Task statement: Reply only with how many lines contain the word "주십니다".

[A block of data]

· · ·

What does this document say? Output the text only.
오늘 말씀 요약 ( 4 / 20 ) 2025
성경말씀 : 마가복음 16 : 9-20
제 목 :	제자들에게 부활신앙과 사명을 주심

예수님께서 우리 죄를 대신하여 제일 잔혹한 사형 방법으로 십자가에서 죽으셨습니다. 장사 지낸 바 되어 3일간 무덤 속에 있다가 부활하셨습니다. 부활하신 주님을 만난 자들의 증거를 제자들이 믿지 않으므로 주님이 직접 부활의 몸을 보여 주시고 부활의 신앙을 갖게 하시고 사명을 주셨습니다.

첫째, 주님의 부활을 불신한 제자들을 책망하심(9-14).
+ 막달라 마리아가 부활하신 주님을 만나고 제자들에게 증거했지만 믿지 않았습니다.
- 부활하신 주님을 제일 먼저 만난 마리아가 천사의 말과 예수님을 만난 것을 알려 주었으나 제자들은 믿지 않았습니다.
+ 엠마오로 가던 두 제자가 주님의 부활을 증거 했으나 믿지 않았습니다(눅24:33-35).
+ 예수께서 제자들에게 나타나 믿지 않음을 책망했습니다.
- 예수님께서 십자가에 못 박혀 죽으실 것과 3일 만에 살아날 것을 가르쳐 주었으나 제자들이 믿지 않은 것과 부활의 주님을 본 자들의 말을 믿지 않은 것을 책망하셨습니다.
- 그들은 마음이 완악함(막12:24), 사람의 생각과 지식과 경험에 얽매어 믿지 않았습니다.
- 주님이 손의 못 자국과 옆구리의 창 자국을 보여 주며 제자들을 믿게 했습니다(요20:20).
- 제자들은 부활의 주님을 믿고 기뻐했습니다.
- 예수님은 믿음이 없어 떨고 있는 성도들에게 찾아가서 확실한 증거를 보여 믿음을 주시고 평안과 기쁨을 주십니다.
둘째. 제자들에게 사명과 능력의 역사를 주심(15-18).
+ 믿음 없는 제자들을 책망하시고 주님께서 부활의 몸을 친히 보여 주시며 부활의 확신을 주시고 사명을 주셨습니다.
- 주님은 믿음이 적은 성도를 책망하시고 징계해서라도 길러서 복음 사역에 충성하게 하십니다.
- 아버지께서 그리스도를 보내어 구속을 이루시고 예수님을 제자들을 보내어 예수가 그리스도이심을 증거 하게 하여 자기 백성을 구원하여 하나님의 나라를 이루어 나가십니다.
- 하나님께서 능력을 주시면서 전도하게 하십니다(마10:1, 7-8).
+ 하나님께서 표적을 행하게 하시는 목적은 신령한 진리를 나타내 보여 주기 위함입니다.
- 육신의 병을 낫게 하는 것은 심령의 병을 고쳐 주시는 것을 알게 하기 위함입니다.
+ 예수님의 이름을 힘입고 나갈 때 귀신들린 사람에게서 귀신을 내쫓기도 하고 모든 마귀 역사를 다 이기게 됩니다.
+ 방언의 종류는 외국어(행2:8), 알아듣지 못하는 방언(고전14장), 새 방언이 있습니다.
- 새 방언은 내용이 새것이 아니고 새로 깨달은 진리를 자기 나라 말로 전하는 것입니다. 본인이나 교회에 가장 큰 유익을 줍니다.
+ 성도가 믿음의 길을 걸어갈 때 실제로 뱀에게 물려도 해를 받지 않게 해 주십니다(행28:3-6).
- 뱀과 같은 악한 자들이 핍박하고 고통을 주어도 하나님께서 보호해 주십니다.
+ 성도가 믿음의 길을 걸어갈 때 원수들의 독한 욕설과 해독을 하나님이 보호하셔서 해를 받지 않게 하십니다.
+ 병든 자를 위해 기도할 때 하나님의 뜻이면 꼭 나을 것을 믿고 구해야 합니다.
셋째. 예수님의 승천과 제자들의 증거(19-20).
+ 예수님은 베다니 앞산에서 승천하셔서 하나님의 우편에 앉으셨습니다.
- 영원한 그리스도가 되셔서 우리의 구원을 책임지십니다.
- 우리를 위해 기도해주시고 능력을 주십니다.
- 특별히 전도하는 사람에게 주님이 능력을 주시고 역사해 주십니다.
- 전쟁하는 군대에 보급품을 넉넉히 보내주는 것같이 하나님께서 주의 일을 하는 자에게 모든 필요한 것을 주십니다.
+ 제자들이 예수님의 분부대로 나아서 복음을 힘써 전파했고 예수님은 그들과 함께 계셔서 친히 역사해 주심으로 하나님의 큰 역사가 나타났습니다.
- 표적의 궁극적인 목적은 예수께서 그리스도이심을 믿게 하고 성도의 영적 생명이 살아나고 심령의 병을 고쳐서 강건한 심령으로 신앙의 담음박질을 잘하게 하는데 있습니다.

· · ·

Full output: 6